■ **Directions for this task**
Search the material for the word "заказов" and copy each line that holds it.

########

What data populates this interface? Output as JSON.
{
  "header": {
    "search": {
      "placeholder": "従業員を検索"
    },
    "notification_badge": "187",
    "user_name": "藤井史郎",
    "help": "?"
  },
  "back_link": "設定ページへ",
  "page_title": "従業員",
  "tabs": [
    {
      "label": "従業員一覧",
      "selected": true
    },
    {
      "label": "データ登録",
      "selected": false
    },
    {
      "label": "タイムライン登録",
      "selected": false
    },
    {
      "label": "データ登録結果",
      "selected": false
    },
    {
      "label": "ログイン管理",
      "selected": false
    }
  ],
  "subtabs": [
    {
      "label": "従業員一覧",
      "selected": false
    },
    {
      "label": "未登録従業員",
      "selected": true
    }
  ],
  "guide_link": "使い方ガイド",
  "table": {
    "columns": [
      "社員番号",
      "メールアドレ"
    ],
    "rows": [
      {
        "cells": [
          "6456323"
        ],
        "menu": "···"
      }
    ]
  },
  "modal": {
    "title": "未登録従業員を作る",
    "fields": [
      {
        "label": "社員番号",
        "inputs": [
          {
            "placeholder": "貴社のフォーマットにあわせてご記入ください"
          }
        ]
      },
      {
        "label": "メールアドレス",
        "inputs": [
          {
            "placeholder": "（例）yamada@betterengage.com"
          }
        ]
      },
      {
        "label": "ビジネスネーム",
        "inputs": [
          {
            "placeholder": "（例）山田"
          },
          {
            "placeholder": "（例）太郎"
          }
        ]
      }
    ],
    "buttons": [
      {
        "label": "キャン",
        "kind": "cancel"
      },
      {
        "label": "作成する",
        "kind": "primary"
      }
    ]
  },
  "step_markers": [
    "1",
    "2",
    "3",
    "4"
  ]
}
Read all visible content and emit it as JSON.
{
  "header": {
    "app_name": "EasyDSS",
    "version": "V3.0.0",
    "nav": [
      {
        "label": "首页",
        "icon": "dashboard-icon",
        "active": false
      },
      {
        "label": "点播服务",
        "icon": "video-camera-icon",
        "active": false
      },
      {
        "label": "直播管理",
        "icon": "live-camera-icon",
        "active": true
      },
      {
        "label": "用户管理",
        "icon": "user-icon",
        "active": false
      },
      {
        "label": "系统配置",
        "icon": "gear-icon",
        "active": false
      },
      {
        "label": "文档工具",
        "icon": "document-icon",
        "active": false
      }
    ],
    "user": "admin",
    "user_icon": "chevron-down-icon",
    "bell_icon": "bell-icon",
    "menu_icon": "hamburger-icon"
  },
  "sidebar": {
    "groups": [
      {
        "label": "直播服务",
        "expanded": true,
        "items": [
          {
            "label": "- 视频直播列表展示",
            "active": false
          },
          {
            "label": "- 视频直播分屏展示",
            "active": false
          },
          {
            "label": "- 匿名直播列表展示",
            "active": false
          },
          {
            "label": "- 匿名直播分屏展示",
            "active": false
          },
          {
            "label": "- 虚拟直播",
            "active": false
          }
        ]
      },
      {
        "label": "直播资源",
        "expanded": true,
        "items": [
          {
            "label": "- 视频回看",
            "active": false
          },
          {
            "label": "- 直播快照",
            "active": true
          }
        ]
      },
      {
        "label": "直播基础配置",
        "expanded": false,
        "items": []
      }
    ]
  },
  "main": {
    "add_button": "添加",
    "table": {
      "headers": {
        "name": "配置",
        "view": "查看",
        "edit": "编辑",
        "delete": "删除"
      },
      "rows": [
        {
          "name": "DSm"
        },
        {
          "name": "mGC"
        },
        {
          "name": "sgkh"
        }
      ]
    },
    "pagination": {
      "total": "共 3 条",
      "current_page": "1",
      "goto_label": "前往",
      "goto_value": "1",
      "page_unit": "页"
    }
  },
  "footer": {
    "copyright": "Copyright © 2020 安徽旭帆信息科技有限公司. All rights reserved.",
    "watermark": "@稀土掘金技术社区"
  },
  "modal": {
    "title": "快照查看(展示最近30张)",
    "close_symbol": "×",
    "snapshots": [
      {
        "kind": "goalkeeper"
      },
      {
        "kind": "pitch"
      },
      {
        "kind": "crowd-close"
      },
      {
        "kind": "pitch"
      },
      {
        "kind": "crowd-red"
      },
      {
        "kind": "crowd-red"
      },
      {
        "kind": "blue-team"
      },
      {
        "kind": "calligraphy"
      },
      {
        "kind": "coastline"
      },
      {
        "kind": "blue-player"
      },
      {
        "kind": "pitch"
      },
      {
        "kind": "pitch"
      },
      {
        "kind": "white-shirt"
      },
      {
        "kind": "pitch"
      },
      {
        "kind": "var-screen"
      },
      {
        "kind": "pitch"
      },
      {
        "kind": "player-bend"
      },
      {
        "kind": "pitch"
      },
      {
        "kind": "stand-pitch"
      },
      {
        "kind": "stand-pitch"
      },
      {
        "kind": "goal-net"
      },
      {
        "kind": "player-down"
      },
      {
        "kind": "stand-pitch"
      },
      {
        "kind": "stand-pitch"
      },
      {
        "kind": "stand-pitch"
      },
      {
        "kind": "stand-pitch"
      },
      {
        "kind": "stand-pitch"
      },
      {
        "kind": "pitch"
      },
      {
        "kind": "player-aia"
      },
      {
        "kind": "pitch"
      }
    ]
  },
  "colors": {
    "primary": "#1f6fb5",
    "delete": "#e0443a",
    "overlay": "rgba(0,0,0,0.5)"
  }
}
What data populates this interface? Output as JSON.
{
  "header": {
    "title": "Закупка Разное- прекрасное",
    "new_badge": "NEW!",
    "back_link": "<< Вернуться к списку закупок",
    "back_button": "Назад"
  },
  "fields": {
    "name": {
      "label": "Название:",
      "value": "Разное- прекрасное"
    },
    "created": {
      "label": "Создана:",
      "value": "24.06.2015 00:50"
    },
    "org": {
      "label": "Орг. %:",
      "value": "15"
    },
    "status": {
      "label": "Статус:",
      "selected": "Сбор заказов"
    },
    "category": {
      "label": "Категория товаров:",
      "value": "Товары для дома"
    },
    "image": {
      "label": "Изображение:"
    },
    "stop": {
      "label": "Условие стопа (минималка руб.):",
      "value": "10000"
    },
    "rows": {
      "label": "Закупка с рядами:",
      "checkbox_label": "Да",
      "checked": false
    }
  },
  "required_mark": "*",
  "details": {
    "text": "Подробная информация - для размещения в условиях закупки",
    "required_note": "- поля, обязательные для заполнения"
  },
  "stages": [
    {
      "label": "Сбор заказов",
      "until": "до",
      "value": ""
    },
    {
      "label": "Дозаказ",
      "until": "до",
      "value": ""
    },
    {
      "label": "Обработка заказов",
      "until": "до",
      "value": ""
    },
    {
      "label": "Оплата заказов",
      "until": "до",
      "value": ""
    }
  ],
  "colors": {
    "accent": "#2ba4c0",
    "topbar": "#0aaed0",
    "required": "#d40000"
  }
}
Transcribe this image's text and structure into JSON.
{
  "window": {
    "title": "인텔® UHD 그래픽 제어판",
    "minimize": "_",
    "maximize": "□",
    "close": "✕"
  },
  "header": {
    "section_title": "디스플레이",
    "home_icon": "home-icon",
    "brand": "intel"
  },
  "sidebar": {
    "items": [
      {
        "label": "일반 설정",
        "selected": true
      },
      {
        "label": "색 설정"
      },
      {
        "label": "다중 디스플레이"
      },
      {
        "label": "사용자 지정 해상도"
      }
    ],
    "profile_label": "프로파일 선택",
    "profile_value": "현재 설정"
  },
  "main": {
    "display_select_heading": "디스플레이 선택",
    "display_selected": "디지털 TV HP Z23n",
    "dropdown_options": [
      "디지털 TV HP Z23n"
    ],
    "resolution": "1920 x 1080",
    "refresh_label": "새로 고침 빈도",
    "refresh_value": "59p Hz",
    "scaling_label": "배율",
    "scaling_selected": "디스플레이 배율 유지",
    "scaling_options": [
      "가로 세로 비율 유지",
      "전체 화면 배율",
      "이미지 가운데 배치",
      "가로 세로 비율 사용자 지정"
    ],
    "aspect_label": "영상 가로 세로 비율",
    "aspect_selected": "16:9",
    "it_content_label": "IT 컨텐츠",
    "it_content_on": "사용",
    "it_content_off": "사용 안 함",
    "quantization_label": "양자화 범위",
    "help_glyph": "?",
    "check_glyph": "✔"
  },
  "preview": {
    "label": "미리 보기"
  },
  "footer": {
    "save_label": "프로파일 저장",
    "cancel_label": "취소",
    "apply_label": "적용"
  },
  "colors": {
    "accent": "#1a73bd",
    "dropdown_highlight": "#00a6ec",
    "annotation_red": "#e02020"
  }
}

########

■ **Problem solution**
      "selected": "Сбор заказов"
      "label": "Сбор заказов",
      "label": "Обработка заказов",
      "label": "Оплата заказов",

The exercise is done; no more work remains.